** Task to carry out **
Restate the listing that follows word for word, without its pictures.

** Dataset records **
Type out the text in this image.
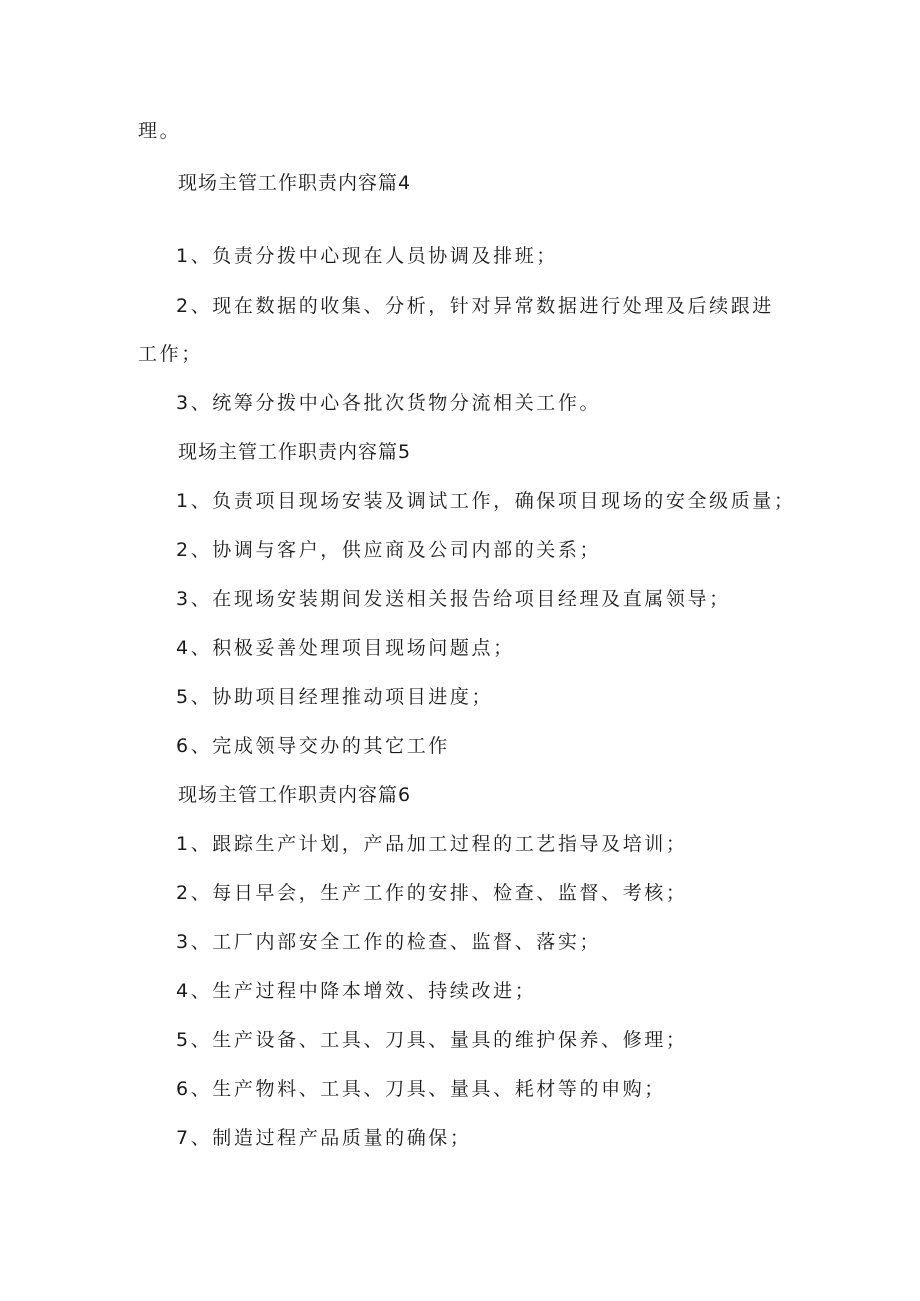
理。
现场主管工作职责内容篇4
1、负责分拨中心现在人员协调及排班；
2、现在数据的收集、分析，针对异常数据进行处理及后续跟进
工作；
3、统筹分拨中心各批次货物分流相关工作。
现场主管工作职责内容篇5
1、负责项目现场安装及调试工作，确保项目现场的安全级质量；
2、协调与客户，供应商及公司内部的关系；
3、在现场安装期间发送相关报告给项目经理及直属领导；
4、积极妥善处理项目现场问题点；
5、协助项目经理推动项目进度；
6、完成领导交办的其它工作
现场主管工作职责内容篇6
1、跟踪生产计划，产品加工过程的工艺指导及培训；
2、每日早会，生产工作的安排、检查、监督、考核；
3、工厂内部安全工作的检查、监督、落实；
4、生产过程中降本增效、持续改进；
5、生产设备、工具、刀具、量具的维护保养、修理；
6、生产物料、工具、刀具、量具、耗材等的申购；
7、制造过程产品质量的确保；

** Result below **
Type out the text in this image.
理。
现场主管工作职责内容篇4
1、负责分拨中心现在人员协调及排班；
2、现在数据的收集、分析，针对异常数据进行处理及后续跟进
工作；
3、统筹分拨中心各批次货物分流相关工作。
现场主管工作职责内容篇5
1、负责项目现场安装及调试工作，确保项目现场的安全级质量；
2、协调与客户，供应商及公司内部的关系；
3、在现场安装期间发送相关报告给项目经理及直属领导；
4、积极妥善处理项目现场问题点；
5、协助项目经理推动项目进度；
6、完成领导交办的其它工作
现场主管工作职责内容篇6
1、跟踪生产计划，产品加工过程的工艺指导及培训；
2、每日早会，生产工作的安排、检查、监督、考核；
3、工厂内部安全工作的检查、监督、落实；
4、生产过程中降本增效、持续改进；
5、生产设备、工具、刀具、量具的维护保养、修理；
6、生产物料、工具、刀具、量具、耗材等的申购；
7、制造过程产品质量的确保；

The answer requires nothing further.